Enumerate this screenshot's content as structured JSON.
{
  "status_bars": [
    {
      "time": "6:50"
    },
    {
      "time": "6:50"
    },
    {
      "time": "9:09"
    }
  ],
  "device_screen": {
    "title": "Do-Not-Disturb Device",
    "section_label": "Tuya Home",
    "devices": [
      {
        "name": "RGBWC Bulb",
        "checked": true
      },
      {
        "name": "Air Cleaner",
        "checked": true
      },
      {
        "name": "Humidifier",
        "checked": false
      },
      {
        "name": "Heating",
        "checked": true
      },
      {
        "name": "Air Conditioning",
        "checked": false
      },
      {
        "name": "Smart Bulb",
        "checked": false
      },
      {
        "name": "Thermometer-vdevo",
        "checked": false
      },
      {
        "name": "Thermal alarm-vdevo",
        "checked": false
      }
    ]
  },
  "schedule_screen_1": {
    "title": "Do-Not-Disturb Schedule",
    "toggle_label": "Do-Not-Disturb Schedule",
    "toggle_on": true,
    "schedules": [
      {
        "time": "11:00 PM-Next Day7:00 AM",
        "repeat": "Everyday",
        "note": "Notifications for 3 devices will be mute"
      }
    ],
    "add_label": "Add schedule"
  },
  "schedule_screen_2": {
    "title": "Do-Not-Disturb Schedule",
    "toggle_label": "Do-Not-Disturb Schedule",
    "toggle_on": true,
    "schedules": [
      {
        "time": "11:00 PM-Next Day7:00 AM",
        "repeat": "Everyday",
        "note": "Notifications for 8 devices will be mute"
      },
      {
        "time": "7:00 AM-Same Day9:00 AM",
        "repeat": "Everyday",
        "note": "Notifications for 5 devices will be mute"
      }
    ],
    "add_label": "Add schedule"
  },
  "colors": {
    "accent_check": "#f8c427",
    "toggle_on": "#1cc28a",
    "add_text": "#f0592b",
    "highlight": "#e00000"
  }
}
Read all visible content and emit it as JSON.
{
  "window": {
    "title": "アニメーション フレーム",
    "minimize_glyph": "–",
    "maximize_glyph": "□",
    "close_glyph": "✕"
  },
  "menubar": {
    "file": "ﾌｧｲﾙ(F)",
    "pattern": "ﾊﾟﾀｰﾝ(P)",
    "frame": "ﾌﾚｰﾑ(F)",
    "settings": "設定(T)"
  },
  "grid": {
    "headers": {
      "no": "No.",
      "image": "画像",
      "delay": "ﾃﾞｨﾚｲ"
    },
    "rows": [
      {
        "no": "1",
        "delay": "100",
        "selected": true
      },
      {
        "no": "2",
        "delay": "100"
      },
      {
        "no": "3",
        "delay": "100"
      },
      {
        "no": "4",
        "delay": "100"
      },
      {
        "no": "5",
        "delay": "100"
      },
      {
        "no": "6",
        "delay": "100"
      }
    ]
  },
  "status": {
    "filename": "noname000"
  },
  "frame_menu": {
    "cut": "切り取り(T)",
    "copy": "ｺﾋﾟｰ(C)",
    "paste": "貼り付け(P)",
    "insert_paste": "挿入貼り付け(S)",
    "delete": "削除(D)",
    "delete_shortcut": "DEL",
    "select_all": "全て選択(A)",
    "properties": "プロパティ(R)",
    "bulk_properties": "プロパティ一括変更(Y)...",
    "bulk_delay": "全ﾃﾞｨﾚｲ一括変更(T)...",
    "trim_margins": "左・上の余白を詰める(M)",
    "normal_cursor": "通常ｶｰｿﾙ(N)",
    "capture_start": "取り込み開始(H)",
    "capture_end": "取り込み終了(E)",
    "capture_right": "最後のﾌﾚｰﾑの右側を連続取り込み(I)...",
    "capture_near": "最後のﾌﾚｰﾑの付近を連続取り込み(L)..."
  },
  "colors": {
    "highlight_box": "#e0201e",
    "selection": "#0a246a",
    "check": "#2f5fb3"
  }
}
= = = =
GOAL: Quote the line that contains "Read all visible content and emit it as JSON." and each line after it through the end of the data, exactly, leaving out everything else.

REPLY TO THE TASK:
Read all visible content and emit it as JSON.
{
  "window": {
    "title": "アニメーション フレーム",
    "minimize_glyph": "–",
    "maximize_glyph": "□",
    "close_glyph": "✕"
  },
  "menubar": {
    "file": "ﾌｧｲﾙ(F)",
    "pattern": "ﾊﾟﾀｰﾝ(P)",
    "frame": "ﾌﾚｰﾑ(F)",
    "settings": "設定(T)"
  },
  "grid": {
    "headers": {
      "no": "No.",
      "image": "画像",
      "delay": "ﾃﾞｨﾚｲ"
    },
    "rows": [
      {
        "no": "1",
        "delay": "100",
        "selected": true
      },
      {
        "no": "2",
        "delay": "100"
      },
      {
        "no": "3",
        "delay": "100"
      },
      {
        "no": "4",
        "delay": "100"
      },
      {
        "no": "5",
        "delay": "100"
      },
      {
        "no": "6",
        "delay": "100"
      }
    ]
  },
  "status": {
    "filename": "noname000"
  },
  "frame_menu": {
    "cut": "切り取り(T)",
    "copy": "ｺﾋﾟｰ(C)",
    "paste": "貼り付け(P)",
    "insert_paste": "挿入貼り付け(S)",
    "delete": "削除(D)",
    "delete_shortcut": "DEL",
    "select_all": "全て選択(A)",
    "properties": "プロパティ(R)",
    "bulk_properties": "プロパティ一括変更(Y)...",
    "bulk_delay": "全ﾃﾞｨﾚｲ一括変更(T)...",
    "trim_margins": "左・上の余白を詰める(M)",
    "normal_cursor": "通常ｶｰｿﾙ(N)",
    "capture_start": "取り込み開始(H)",
    "capture_end": "取り込み終了(E)",
    "capture_right": "最後のﾌﾚｰﾑの右側を連続取り込み(I)...",
    "capture_near": "最後のﾌﾚｰﾑの付近を連続取り込み(L)..."
  },
  "colors": {
    "highlight_box": "#e0201e",
    "selection": "#0a246a",
    "check": "#2f5fb3"
  }
}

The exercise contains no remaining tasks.